Work to do
Return, unchanged, the lines from the one containing "Patent image size: (969, 388)." through the one containing "The body element 10 is at (302, 153).", including both of those lines.

[Stored records]
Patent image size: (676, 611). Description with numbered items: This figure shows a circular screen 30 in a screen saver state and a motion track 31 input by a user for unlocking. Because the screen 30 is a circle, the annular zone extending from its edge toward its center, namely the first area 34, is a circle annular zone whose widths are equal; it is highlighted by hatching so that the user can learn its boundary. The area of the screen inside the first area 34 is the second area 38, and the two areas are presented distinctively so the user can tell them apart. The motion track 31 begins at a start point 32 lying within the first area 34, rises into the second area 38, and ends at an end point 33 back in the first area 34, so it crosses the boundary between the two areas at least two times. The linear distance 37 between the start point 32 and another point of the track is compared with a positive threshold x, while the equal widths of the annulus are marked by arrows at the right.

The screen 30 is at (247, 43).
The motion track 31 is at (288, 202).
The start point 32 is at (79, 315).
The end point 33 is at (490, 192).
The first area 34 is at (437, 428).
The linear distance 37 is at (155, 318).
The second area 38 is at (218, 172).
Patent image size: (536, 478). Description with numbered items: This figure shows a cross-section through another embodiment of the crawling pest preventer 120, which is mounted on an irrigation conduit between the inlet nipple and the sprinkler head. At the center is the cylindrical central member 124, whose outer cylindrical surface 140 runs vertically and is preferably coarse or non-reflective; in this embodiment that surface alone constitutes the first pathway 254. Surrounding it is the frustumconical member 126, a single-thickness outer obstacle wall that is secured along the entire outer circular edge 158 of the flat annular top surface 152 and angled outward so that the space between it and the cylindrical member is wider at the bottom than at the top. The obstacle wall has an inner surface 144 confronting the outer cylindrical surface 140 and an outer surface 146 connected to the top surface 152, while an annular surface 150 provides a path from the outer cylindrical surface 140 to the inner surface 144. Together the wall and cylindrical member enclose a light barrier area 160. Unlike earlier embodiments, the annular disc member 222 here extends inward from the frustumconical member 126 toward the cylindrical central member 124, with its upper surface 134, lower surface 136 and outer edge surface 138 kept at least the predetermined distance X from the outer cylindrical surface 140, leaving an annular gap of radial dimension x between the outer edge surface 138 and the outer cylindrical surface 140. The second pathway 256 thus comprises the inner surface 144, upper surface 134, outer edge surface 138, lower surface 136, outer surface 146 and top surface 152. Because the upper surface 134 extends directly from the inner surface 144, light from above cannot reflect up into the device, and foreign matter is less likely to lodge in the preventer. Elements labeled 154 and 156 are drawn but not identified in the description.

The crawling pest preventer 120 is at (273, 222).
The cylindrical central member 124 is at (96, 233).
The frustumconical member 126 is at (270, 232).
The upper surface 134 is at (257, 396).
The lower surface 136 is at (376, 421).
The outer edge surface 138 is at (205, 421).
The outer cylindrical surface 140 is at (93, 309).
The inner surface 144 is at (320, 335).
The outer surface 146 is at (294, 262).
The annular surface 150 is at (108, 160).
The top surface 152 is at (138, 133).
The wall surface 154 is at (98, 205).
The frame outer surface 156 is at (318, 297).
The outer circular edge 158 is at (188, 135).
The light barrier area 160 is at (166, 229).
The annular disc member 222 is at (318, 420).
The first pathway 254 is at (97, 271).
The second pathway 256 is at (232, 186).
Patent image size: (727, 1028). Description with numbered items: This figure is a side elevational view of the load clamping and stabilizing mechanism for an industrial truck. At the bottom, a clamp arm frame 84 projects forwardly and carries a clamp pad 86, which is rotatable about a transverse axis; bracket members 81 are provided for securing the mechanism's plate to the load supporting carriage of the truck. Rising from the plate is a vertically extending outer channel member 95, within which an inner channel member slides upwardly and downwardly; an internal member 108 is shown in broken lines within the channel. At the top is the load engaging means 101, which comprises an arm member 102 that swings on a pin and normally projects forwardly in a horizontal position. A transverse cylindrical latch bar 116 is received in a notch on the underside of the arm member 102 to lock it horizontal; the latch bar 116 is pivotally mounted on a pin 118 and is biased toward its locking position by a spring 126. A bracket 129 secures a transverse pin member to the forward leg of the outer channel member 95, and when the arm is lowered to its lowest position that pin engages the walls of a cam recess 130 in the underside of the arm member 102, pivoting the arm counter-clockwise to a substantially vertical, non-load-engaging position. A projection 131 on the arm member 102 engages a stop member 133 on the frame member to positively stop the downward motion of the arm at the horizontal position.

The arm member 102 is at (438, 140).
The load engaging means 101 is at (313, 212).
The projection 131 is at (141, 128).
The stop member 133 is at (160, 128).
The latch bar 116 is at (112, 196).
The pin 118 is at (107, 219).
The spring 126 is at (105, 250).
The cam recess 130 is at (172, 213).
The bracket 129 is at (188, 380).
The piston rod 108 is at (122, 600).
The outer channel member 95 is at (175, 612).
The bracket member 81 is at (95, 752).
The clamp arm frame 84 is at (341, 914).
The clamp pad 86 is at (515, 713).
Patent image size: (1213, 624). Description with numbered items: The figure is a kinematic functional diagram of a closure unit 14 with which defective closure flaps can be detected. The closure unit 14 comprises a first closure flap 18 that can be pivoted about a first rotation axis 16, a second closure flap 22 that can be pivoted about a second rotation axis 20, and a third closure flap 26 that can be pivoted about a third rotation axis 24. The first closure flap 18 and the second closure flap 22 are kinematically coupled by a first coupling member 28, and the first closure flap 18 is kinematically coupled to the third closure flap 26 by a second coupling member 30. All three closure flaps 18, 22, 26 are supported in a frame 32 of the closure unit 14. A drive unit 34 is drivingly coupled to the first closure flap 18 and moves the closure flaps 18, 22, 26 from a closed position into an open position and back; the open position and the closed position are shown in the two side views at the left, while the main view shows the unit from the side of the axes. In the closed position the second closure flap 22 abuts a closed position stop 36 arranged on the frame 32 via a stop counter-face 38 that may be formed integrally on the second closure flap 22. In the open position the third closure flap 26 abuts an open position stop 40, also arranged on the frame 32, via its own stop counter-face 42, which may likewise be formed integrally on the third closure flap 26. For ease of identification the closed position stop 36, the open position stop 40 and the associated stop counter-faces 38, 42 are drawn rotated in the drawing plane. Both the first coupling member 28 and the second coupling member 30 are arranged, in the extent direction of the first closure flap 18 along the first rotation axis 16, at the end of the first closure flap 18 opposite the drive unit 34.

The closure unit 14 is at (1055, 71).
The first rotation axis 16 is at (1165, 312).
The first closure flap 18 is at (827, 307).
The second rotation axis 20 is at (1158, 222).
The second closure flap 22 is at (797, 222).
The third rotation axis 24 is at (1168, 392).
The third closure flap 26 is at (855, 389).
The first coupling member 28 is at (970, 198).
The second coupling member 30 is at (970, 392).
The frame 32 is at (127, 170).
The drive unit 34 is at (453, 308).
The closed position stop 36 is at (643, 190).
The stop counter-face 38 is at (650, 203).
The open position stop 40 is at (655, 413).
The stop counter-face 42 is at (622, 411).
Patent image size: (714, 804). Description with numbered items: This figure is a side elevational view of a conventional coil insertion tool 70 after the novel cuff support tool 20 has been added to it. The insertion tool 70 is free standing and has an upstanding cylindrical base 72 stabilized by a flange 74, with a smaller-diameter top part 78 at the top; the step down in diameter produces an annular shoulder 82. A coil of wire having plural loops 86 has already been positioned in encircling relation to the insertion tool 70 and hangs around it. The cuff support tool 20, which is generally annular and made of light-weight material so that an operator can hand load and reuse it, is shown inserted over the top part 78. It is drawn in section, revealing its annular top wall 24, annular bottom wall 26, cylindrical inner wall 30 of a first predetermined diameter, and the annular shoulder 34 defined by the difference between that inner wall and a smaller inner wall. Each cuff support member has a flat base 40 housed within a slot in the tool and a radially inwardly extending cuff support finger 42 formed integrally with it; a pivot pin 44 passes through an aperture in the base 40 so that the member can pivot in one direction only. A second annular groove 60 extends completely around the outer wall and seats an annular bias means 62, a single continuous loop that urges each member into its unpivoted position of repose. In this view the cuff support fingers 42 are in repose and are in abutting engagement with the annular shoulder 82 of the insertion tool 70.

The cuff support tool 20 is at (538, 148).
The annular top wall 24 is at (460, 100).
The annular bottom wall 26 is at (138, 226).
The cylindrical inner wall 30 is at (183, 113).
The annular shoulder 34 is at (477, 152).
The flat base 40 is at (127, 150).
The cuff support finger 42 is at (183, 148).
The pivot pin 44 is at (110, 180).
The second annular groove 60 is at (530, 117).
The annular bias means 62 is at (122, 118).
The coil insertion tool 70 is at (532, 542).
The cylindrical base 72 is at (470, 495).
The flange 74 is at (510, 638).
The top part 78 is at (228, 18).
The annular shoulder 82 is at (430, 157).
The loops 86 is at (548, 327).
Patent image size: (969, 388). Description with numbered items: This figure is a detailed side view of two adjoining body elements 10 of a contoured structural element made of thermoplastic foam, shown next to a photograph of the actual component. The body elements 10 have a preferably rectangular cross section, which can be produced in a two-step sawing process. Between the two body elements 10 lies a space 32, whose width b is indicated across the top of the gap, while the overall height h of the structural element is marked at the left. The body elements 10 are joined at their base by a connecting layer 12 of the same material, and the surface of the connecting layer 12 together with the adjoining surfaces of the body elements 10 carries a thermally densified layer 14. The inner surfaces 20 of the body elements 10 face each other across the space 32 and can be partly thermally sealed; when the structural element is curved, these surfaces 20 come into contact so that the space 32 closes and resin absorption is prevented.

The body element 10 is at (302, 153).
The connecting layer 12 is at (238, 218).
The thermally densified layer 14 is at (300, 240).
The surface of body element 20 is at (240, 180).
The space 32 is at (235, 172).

Solution for this problem
Patent image size: (969, 388). Description with numbered items: This figure is a detailed side view of two adjoining body elements 10 of a contoured structural element made of thermoplastic foam, shown next to a photograph of the actual component. The body elements 10 have a preferably rectangular cross section, which can be produced in a two-step sawing process. Between the two body elements 10 lies a space 32, whose width b is indicated across the top of the gap, while the overall height h of the structural element is marked at the left. The body elements 10 are joined at their base by a connecting layer 12 of the same material, and the surface of the connecting layer 12 together with the adjoining surfaces of the body elements 10 carries a thermally densified layer 14. The inner surfaces 20 of the body elements 10 face each other across the space 32 and can be partly thermally sealed; when the structural element is curved, these surfaces 20 come into contact so that the space 32 closes and resin absorption is prevented.

The body element 10 is at (302, 153).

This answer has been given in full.